**Goal**
Copy each of the entries below faithfully, setting aside any pictures.

[Dataset items]
-- start --

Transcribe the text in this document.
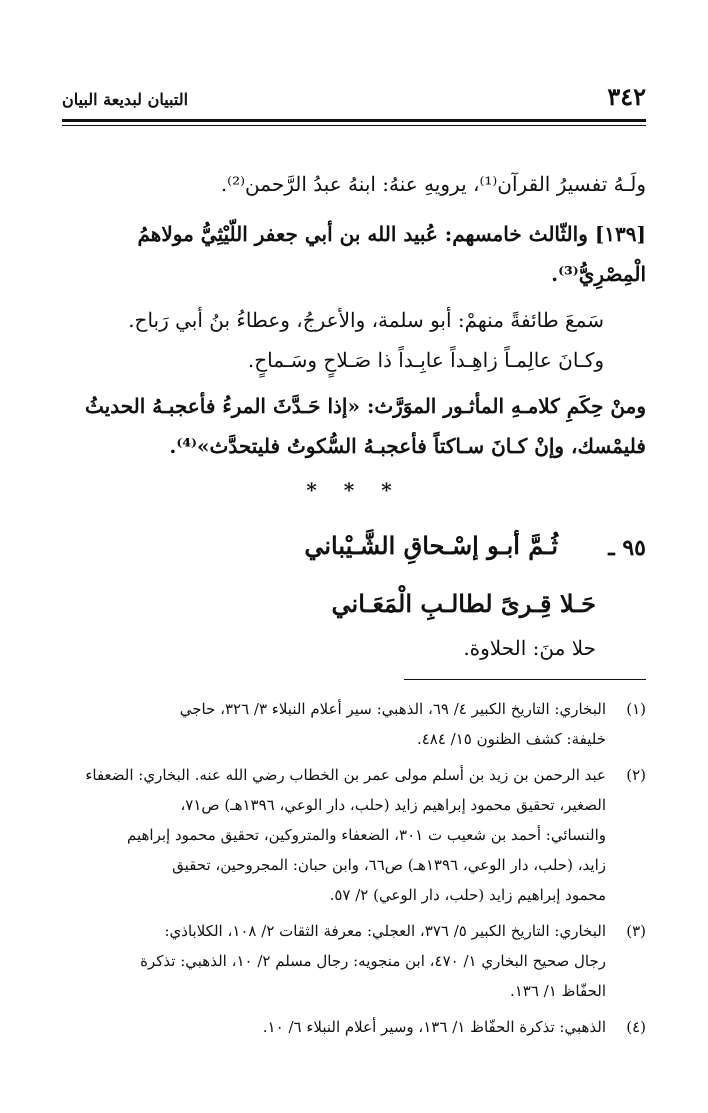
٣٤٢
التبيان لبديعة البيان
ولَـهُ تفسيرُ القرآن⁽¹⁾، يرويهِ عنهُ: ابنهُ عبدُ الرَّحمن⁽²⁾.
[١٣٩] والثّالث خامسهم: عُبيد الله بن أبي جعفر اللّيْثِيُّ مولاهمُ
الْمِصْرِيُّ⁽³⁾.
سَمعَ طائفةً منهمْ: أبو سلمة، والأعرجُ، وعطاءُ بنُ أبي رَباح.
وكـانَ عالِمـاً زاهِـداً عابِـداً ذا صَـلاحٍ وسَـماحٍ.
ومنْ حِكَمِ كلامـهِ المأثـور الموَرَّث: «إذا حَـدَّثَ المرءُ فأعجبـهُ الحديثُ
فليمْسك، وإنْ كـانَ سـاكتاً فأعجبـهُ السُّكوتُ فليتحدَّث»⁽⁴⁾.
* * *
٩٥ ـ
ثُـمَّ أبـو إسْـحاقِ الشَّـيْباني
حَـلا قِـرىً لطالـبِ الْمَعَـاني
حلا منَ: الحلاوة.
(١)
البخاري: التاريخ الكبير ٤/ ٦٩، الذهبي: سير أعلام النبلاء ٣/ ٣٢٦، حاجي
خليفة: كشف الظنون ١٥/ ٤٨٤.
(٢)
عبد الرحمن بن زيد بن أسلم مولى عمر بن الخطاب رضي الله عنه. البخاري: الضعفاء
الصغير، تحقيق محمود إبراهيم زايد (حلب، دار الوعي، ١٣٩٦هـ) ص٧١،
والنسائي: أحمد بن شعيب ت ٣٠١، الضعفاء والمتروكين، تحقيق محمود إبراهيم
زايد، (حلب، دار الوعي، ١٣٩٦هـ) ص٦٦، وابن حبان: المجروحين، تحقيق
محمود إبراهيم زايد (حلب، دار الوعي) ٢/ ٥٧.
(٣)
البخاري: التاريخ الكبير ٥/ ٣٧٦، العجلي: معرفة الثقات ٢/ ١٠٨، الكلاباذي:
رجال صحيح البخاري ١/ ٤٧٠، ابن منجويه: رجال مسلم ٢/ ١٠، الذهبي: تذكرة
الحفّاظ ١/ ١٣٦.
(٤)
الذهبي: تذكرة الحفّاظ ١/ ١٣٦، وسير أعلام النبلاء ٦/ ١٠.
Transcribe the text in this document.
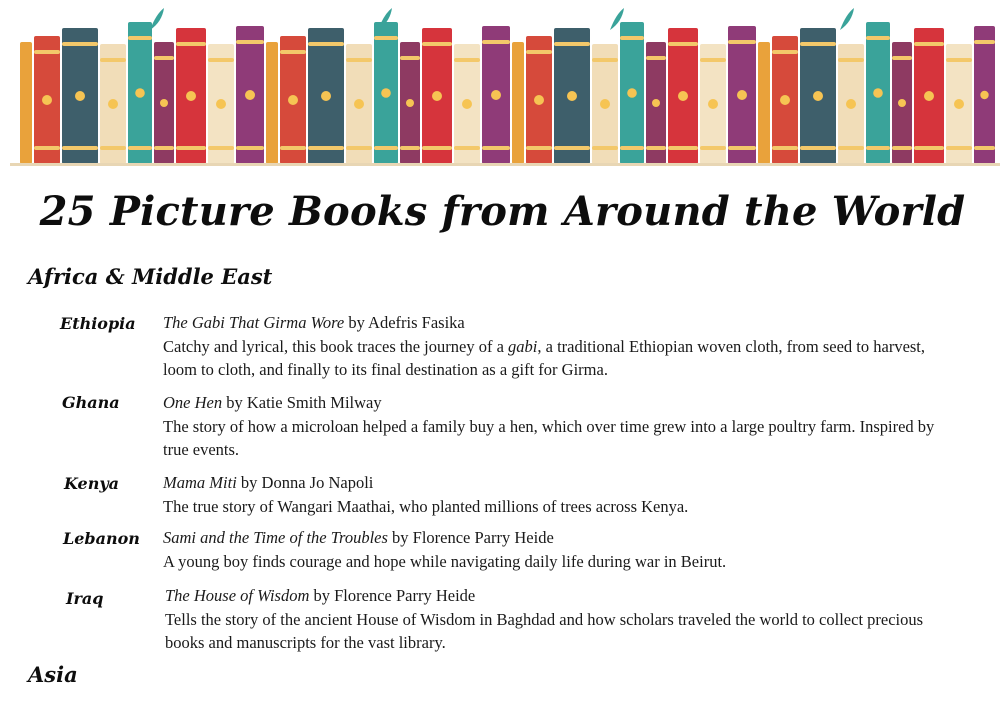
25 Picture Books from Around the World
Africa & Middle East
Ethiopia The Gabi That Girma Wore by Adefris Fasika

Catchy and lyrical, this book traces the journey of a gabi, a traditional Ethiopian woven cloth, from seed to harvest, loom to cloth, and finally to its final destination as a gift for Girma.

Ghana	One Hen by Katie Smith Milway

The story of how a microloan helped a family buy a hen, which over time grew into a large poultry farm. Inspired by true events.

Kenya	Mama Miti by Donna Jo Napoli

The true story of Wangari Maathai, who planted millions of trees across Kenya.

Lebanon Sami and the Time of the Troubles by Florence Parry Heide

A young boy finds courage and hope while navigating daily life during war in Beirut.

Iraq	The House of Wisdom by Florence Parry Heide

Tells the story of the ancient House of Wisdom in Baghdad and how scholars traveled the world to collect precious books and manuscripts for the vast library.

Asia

-- end --

**Response**
Transcribe the text in this document.
٣٤٢
التبيان لبديعة البيان
ولَـهُ تفسيرُ القرآن⁽¹⁾، يرويهِ عنهُ: ابنهُ عبدُ الرَّحمن⁽²⁾.
[١٣٩] والثّالث خامسهم: عُبيد الله بن أبي جعفر اللّيْثِيُّ مولاهمُ
الْمِصْرِيُّ⁽³⁾.
سَمعَ طائفةً منهمْ: أبو سلمة، والأعرجُ، وعطاءُ بنُ أبي رَباح.
وكـانَ عالِمـاً زاهِـداً عابِـداً ذا صَـلاحٍ وسَـماحٍ.
ومنْ حِكَمِ كلامـهِ المأثـور الموَرَّث: «إذا حَـدَّثَ المرءُ فأعجبـهُ الحديثُ
فليمْسك، وإنْ كـانَ سـاكتاً فأعجبـهُ السُّكوتُ فليتحدَّث»⁽⁴⁾.
* * *
٩٥ ـ
ثُـمَّ أبـو إسْـحاقِ الشَّـيْباني
حَـلا قِـرىً لطالـبِ الْمَعَـاني
حلا منَ: الحلاوة.
(١)
البخاري: التاريخ الكبير ٤/ ٦٩، الذهبي: سير أعلام النبلاء ٣/ ٣٢٦، حاجي
خليفة: كشف الظنون ١٥/ ٤٨٤.
(٢)
عبد الرحمن بن زيد بن أسلم مولى عمر بن الخطاب رضي الله عنه. البخاري: الضعفاء
الصغير، تحقيق محمود إبراهيم زايد (حلب، دار الوعي، ١٣٩٦هـ) ص٧١،
والنسائي: أحمد بن شعيب ت ٣٠١، الضعفاء والمتروكين، تحقيق محمود إبراهيم
زايد، (حلب، دار الوعي، ١٣٩٦هـ) ص٦٦، وابن حبان: المجروحين، تحقيق
محمود إبراهيم زايد (حلب، دار الوعي) ٢/ ٥٧.
(٣)
البخاري: التاريخ الكبير ٥/ ٣٧٦، العجلي: معرفة الثقات ٢/ ١٠٨، الكلاباذي:
رجال صحيح البخاري ١/ ٤٧٠، ابن منجويه: رجال مسلم ٢/ ١٠، الذهبي: تذكرة
الحفّاظ ١/ ١٣٦.
(٤)
الذهبي: تذكرة الحفّاظ ١/ ١٣٦، وسير أعلام النبلاء ٦/ ١٠.
Transcribe the text in this document.
25 Picture Books from Around the World
Africa & Middle East
Ethiopia The Gabi That Girma Wore by Adefris Fasika

Catchy and lyrical, this book traces the journey of a gabi, a traditional Ethiopian woven cloth, from seed to harvest, loom to cloth, and finally to its final destination as a gift for Girma.

Ghana	One Hen by Katie Smith Milway

The story of how a microloan helped a family buy a hen, which over time grew into a large poultry farm. Inspired by true events.

Kenya	Mama Miti by Donna Jo Napoli

The true story of Wangari Maathai, who planted millions of trees across Kenya.

Lebanon Sami and the Time of the Troubles by Florence Parry Heide

A young boy finds courage and hope while navigating daily life during war in Beirut.

Iraq	The House of Wisdom by Florence Parry Heide

Tells the story of the ancient House of Wisdom in Baghdad and how scholars traveled the world to collect precious books and manuscripts for the vast library.

Asia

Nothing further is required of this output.